** start of The input **

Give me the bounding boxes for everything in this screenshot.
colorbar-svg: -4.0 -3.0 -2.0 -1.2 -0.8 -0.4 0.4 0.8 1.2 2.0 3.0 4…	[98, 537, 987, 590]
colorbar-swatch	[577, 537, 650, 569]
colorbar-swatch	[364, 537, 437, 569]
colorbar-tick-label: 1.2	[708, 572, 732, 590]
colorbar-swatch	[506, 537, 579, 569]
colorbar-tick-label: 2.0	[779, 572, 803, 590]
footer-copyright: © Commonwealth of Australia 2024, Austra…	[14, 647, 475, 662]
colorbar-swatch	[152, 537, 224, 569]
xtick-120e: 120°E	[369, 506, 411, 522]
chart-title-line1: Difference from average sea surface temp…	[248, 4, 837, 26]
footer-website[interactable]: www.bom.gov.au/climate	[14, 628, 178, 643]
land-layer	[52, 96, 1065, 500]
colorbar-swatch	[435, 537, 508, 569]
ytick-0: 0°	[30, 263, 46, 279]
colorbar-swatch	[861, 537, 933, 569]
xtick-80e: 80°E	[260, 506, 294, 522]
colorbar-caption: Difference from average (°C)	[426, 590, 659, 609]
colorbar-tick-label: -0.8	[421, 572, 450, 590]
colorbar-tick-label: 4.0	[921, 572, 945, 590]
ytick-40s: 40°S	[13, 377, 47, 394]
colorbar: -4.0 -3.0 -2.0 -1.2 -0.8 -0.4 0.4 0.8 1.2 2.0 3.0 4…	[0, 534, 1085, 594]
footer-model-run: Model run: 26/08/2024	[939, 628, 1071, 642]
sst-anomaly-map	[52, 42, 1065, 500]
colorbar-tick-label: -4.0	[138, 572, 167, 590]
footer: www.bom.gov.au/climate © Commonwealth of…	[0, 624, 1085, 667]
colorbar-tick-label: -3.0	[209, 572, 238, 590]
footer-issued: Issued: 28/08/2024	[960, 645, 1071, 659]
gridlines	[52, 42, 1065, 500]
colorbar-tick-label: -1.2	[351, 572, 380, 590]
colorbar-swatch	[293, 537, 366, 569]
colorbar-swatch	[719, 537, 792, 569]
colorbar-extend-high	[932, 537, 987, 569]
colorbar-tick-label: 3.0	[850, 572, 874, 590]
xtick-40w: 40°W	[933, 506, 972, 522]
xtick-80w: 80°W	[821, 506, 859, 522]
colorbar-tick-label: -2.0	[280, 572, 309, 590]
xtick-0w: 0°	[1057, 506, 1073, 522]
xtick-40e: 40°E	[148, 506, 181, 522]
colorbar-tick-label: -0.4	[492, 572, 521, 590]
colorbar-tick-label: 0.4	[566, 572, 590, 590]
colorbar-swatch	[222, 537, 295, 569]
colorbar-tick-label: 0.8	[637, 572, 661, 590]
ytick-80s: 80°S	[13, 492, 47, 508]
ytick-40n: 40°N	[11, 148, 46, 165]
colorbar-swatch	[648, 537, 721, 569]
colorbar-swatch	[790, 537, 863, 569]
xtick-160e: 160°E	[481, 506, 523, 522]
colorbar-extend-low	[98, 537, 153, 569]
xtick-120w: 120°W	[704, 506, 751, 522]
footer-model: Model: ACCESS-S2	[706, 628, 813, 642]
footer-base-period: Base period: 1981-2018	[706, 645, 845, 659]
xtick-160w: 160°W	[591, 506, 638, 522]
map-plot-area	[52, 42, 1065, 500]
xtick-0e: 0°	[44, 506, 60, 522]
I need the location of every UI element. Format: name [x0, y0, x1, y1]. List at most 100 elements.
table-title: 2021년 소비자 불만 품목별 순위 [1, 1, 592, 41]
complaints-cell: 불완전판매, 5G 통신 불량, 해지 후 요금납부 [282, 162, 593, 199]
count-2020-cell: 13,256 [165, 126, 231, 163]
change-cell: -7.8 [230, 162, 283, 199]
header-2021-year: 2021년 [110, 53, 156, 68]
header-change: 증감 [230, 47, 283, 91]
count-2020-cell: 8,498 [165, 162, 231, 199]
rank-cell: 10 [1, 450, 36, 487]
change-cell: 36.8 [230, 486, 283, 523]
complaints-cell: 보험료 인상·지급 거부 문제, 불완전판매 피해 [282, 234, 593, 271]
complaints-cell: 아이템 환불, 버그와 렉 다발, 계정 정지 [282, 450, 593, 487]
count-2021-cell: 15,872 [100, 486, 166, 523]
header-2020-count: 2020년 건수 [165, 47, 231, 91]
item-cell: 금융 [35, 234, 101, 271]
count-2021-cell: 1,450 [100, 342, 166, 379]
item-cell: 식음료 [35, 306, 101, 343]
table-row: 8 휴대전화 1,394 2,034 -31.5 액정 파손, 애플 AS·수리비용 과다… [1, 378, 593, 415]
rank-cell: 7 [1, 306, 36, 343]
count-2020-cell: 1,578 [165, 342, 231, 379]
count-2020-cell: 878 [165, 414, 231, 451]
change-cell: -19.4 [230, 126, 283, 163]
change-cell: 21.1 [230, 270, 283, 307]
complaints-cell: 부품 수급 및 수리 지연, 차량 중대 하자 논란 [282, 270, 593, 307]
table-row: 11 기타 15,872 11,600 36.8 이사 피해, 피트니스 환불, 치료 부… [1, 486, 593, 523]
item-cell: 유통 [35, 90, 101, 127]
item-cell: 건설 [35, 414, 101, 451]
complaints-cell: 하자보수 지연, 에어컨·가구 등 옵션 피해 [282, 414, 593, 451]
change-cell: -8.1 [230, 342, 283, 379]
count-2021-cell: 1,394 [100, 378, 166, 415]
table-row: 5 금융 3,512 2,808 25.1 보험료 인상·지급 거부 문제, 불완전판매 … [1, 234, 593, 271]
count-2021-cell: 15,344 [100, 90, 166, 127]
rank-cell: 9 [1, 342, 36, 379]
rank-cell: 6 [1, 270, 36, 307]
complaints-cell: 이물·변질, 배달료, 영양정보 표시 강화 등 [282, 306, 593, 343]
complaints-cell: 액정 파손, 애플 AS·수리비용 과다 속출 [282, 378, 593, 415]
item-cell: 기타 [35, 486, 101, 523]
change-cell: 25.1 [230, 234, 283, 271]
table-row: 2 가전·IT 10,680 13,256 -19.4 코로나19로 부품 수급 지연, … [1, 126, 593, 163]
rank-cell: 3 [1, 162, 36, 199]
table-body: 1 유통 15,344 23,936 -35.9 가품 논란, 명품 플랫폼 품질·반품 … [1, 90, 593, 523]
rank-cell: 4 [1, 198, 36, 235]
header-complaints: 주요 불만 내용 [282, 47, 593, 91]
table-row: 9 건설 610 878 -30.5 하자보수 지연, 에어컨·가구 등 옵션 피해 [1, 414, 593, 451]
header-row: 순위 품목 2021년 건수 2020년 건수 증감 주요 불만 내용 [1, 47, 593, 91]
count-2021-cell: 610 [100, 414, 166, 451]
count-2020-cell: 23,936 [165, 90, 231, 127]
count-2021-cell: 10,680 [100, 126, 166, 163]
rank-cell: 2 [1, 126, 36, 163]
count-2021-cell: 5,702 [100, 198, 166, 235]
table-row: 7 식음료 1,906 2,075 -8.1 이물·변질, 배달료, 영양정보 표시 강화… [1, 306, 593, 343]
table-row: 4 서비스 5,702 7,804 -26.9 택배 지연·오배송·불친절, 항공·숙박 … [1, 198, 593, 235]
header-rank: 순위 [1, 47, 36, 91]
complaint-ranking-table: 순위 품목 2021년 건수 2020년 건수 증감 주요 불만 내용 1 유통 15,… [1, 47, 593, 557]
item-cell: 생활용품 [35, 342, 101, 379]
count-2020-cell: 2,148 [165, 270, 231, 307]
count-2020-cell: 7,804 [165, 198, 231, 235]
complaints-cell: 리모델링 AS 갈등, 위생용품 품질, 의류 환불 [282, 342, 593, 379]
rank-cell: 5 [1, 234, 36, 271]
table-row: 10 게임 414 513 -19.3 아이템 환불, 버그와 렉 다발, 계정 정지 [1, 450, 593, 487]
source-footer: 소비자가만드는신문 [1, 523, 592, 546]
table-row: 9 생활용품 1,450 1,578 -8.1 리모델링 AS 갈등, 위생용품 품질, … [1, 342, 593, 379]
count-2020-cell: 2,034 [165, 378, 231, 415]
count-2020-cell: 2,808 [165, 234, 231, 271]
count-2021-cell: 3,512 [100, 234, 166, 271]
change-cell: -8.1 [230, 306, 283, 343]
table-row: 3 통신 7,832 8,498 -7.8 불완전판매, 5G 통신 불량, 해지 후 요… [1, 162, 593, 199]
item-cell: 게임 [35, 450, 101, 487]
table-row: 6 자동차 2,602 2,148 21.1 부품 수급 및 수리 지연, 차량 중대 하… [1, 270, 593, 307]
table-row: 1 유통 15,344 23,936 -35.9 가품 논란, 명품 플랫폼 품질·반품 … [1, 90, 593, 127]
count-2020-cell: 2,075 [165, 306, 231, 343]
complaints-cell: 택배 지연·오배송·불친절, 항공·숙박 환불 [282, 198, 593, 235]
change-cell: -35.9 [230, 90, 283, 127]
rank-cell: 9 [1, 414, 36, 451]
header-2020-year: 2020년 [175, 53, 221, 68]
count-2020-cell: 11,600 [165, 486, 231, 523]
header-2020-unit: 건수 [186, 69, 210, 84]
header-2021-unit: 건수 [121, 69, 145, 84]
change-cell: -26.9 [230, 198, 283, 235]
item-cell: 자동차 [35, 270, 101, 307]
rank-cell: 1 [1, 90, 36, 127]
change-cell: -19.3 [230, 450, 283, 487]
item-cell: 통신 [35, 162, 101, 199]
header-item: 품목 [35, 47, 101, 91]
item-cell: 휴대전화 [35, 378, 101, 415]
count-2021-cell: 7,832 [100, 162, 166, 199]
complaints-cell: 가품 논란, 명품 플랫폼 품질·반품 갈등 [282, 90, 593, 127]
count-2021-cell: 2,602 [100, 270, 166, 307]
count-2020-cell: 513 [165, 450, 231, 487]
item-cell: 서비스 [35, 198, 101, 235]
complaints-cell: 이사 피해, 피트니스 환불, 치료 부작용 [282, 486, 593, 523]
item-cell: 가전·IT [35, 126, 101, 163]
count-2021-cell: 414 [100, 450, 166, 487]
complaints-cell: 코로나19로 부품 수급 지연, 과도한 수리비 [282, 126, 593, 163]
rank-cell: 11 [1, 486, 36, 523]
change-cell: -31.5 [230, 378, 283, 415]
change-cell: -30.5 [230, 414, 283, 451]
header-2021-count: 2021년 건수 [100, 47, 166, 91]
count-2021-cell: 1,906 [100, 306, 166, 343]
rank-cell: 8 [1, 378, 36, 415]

** end of The input **

• [What the task asks] Please turn the lines from the first one through the line containing "506, 1073, 522]", both included, into a numbered list, leaving out any blank lines.

• [Task response]
1. Give me the bounding boxes for everything in this screenshot.
2. colorbar-svg: -4.0 -3.0 -2.0 -1.2 -0.8 -0.4 0.4 0.8 1.2 2.0 3.0 4…	[98, 537, 987, 590]
3. colorbar-swatch	[577, 537, 650, 569]
4. colorbar-swatch	[364, 537, 437, 569]
5. colorbar-tick-label: 1.2	[708, 572, 732, 590]
6. colorbar-swatch	[506, 537, 579, 569]
7. colorbar-tick-label: 2.0	[779, 572, 803, 590]
8. footer-copyright: © Commonwealth of Australia 2024, Austra…	[14, 647, 475, 662]
9. colorbar-swatch	[152, 537, 224, 569]
10. xtick-120e: 120°E	[369, 506, 411, 522]
11. chart-title-line1: Difference from average sea surface temp…	[248, 4, 837, 26]
12. footer-website[interactable]: www.bom.gov.au/climate	[14, 628, 178, 643]
13. land-layer	[52, 96, 1065, 500]
14. colorbar-swatch	[435, 537, 508, 569]
15. ytick-0: 0°	[30, 263, 46, 279]
16. colorbar-swatch	[861, 537, 933, 569]
17. xtick-80e: 80°E	[260, 506, 294, 522]
18. colorbar-caption: Difference from average (°C)	[426, 590, 659, 609]
19. colorbar-tick-label: -0.8	[421, 572, 450, 590]
20. colorbar-tick-label: 4.0	[921, 572, 945, 590]
21. ytick-40s: 40°S	[13, 377, 47, 394]
22. colorbar: -4.0 -3.0 -2.0 -1.2 -0.8 -0.4 0.4 0.8 1.2 2.0 3.0 4…	[0, 534, 1085, 594]
23. footer-model-run: Model run: 26/08/2024	[939, 628, 1071, 642]
24. sst-anomaly-map	[52, 42, 1065, 500]
25. colorbar-tick-label: -4.0	[138, 572, 167, 590]
26. footer: www.bom.gov.au/climate © Commonwealth of…	[0, 624, 1085, 667]
27. colorbar-tick-label: -3.0	[209, 572, 238, 590]
28. footer-issued: Issued: 28/08/2024	[960, 645, 1071, 659]
29. gridlines	[52, 42, 1065, 500]
30. colorbar-tick-label: -1.2	[351, 572, 380, 590]
31. colorbar-swatch	[293, 537, 366, 569]
32. colorbar-swatch	[719, 537, 792, 569]
33. colorbar-extend-high	[932, 537, 987, 569]
34. colorbar-tick-label: 3.0	[850, 572, 874, 590]
35. xtick-40w: 40°W	[933, 506, 972, 522]
36. xtick-80w: 80°W	[821, 506, 859, 522]
37. colorbar-tick-label: -2.0	[280, 572, 309, 590]
38. xtick-0w: 0°	[1057, 506, 1073, 522]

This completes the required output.